**Source data:**
───

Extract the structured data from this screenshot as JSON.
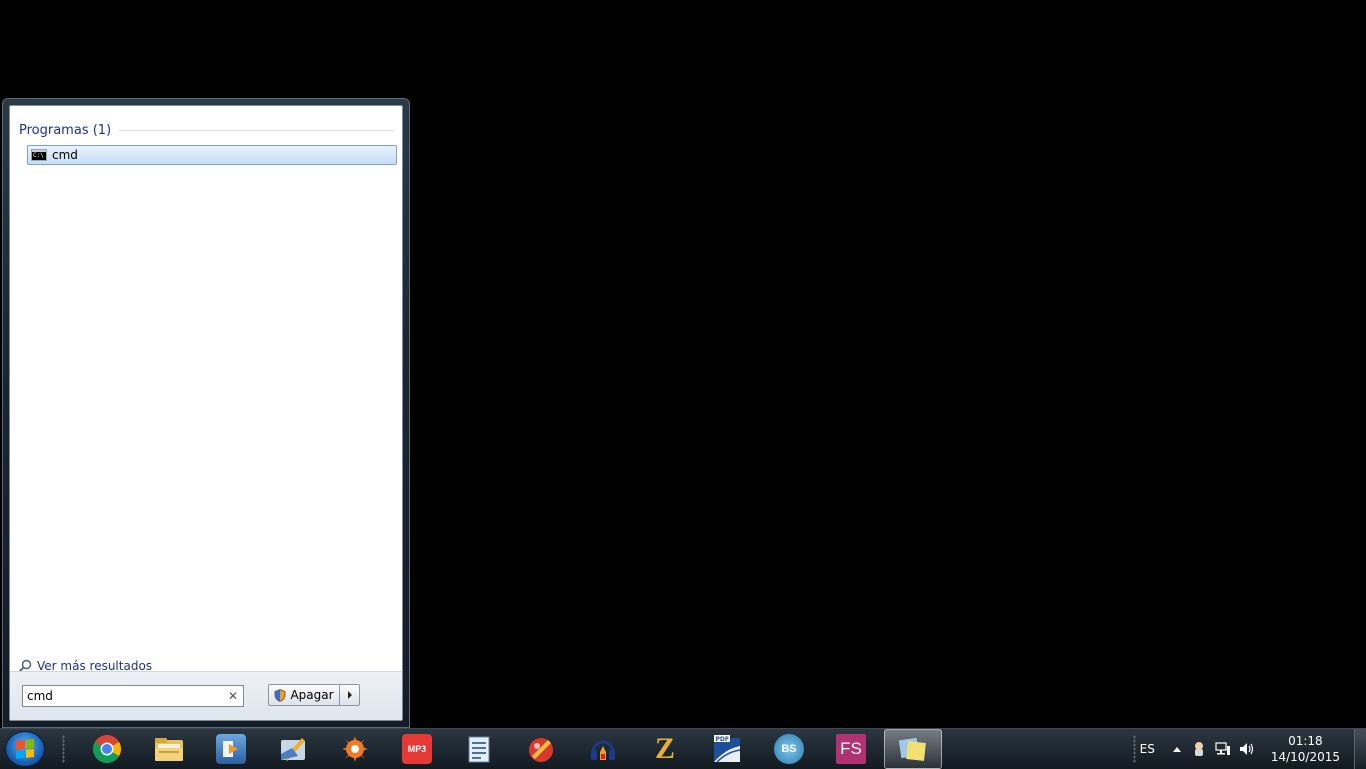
{
  "start_menu": {
    "group_title": "Programas (1)",
    "results": [
      {
        "label": "cmd",
        "icon": "command-prompt-icon"
      }
    ],
    "see_more_label": "Ver más resultados",
    "search": {
      "value": "cmd"
    },
    "shutdown": {
      "label": "Apagar"
    }
  },
  "taskbar": {
    "pinned": [
      {
        "name": "chrome",
        "icon": "chrome-icon"
      },
      {
        "name": "file-explorer",
        "icon": "folder-icon"
      },
      {
        "name": "media-player",
        "icon": "media-player-icon"
      },
      {
        "name": "app-4",
        "icon": "pen-app-icon"
      },
      {
        "name": "avast",
        "icon": "avast-icon"
      },
      {
        "name": "mp3-app",
        "icon": "mp3-icon",
        "text": "MP3"
      },
      {
        "name": "document-app",
        "icon": "document-icon"
      },
      {
        "name": "app-8",
        "icon": "paint-icon"
      },
      {
        "name": "audio-app",
        "icon": "audio-icon"
      },
      {
        "name": "z-app",
        "icon": "z-icon",
        "text": "Z"
      },
      {
        "name": "pdf-app",
        "icon": "pdf-icon",
        "text": "PDF"
      },
      {
        "name": "bs-app",
        "icon": "bs-icon",
        "text": "BS"
      },
      {
        "name": "fs-app",
        "icon": "fs-icon",
        "text": "FS"
      },
      {
        "name": "notes-app",
        "icon": "notes-icon"
      }
    ],
    "tray": {
      "language": "ES",
      "time": "01:18",
      "date": "14/10/2015"
    }
  },
  "colors": {
    "accent_text": "#1e3287",
    "selection_border": "#7da2ce"
  }
}
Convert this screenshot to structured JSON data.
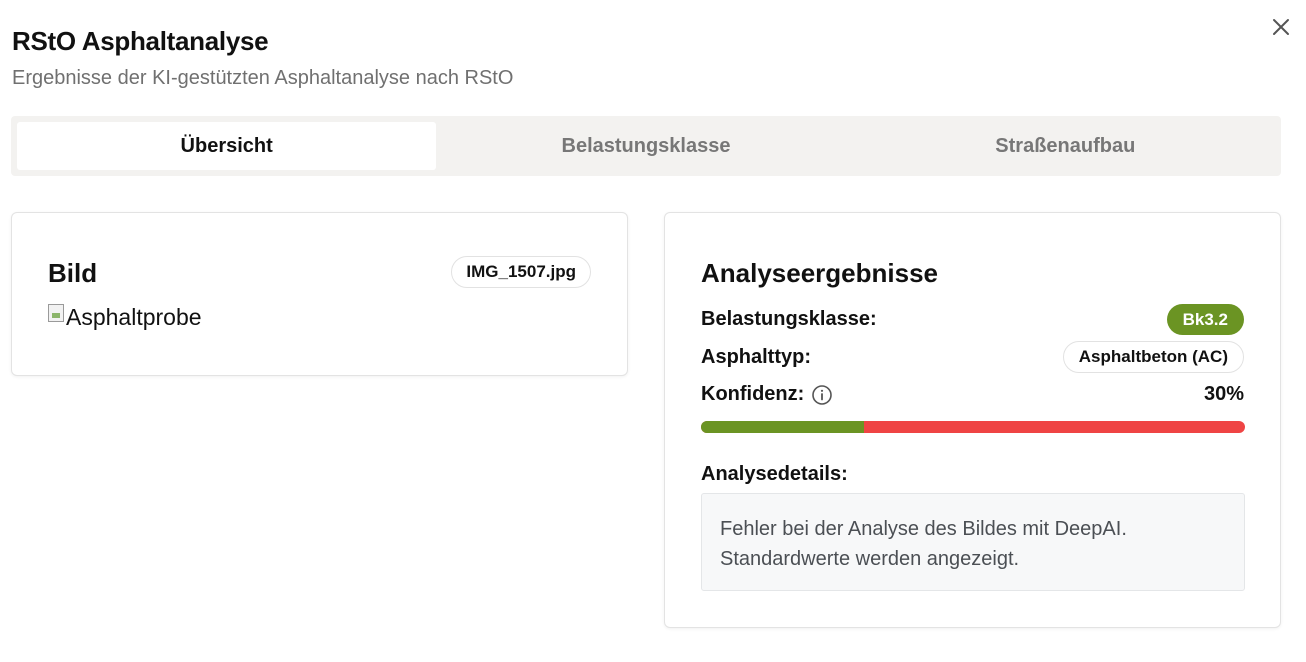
{
  "dialog": {
    "title": "RStO Asphaltanalyse",
    "subtitle": "Ergebnisse der KI-gestützten Asphaltanalyse nach RStO",
    "close_icon": "close-icon"
  },
  "tabs": [
    {
      "label": "Übersicht",
      "active": true
    },
    {
      "label": "Belastungsklasse",
      "active": false
    },
    {
      "label": "Straßenaufbau",
      "active": false
    }
  ],
  "image_card": {
    "heading": "Bild",
    "filename": "IMG_1507.jpg",
    "image_alt": "Asphaltprobe"
  },
  "results_card": {
    "heading": "Analyseergebnisse",
    "belastungsklasse_label": "Belastungsklasse:",
    "belastungsklasse_value": "Bk3.2",
    "asphalttyp_label": "Asphalttyp:",
    "asphalttyp_value": "Asphaltbeton (AC)",
    "konfidenz_label": "Konfidenz:",
    "konfidenz_value": "30%",
    "konfidenz_fraction": 0.3,
    "details_label": "Analysedetails:",
    "details_text": "Fehler bei der Analyse des Bildes mit DeepAI. Standardwerte werden angezeigt."
  },
  "colors": {
    "accent_green": "#6b9423",
    "progress_remaining": "#ef4444"
  }
}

───

**Work to be completed:** Reproduce every record word for word. The copy must contain no pictures.

**The completed task:**
Extract the structured data from this screenshot as JSON.
{
  "start_menu": {
    "group_title": "Programas (1)",
    "results": [
      {
        "label": "cmd",
        "icon": "command-prompt-icon"
      }
    ],
    "see_more_label": "Ver más resultados",
    "search": {
      "value": "cmd"
    },
    "shutdown": {
      "label": "Apagar"
    }
  },
  "taskbar": {
    "pinned": [
      {
        "name": "chrome",
        "icon": "chrome-icon"
      },
      {
        "name": "file-explorer",
        "icon": "folder-icon"
      },
      {
        "name": "media-player",
        "icon": "media-player-icon"
      },
      {
        "name": "app-4",
        "icon": "pen-app-icon"
      },
      {
        "name": "avast",
        "icon": "avast-icon"
      },
      {
        "name": "mp3-app",
        "icon": "mp3-icon",
        "text": "MP3"
      },
      {
        "name": "document-app",
        "icon": "document-icon"
      },
      {
        "name": "app-8",
        "icon": "paint-icon"
      },
      {
        "name": "audio-app",
        "icon": "audio-icon"
      },
      {
        "name": "z-app",
        "icon": "z-icon",
        "text": "Z"
      },
      {
        "name": "pdf-app",
        "icon": "pdf-icon",
        "text": "PDF"
      },
      {
        "name": "bs-app",
        "icon": "bs-icon",
        "text": "BS"
      },
      {
        "name": "fs-app",
        "icon": "fs-icon",
        "text": "FS"
      },
      {
        "name": "notes-app",
        "icon": "notes-icon"
      }
    ],
    "tray": {
      "language": "ES",
      "time": "01:18",
      "date": "14/10/2015"
    }
  },
  "colors": {
    "accent_text": "#1e3287",
    "selection_border": "#7da2ce"
  }
}
Convert this screenshot to structured JSON data.
{
  "dialog": {
    "title": "RStO Asphaltanalyse",
    "subtitle": "Ergebnisse der KI-gestützten Asphaltanalyse nach RStO",
    "close_icon": "close-icon"
  },
  "tabs": [
    {
      "label": "Übersicht",
      "active": true
    },
    {
      "label": "Belastungsklasse",
      "active": false
    },
    {
      "label": "Straßenaufbau",
      "active": false
    }
  ],
  "image_card": {
    "heading": "Bild",
    "filename": "IMG_1507.jpg",
    "image_alt": "Asphaltprobe"
  },
  "results_card": {
    "heading": "Analyseergebnisse",
    "belastungsklasse_label": "Belastungsklasse:",
    "belastungsklasse_value": "Bk3.2",
    "asphalttyp_label": "Asphalttyp:",
    "asphalttyp_value": "Asphaltbeton (AC)",
    "konfidenz_label": "Konfidenz:",
    "konfidenz_value": "30%",
    "konfidenz_fraction": 0.3,
    "details_label": "Analysedetails:",
    "details_text": "Fehler bei der Analyse des Bildes mit DeepAI. Standardwerte werden angezeigt."
  },
  "colors": {
    "accent_green": "#6b9423",
    "progress_remaining": "#ef4444"
  }
}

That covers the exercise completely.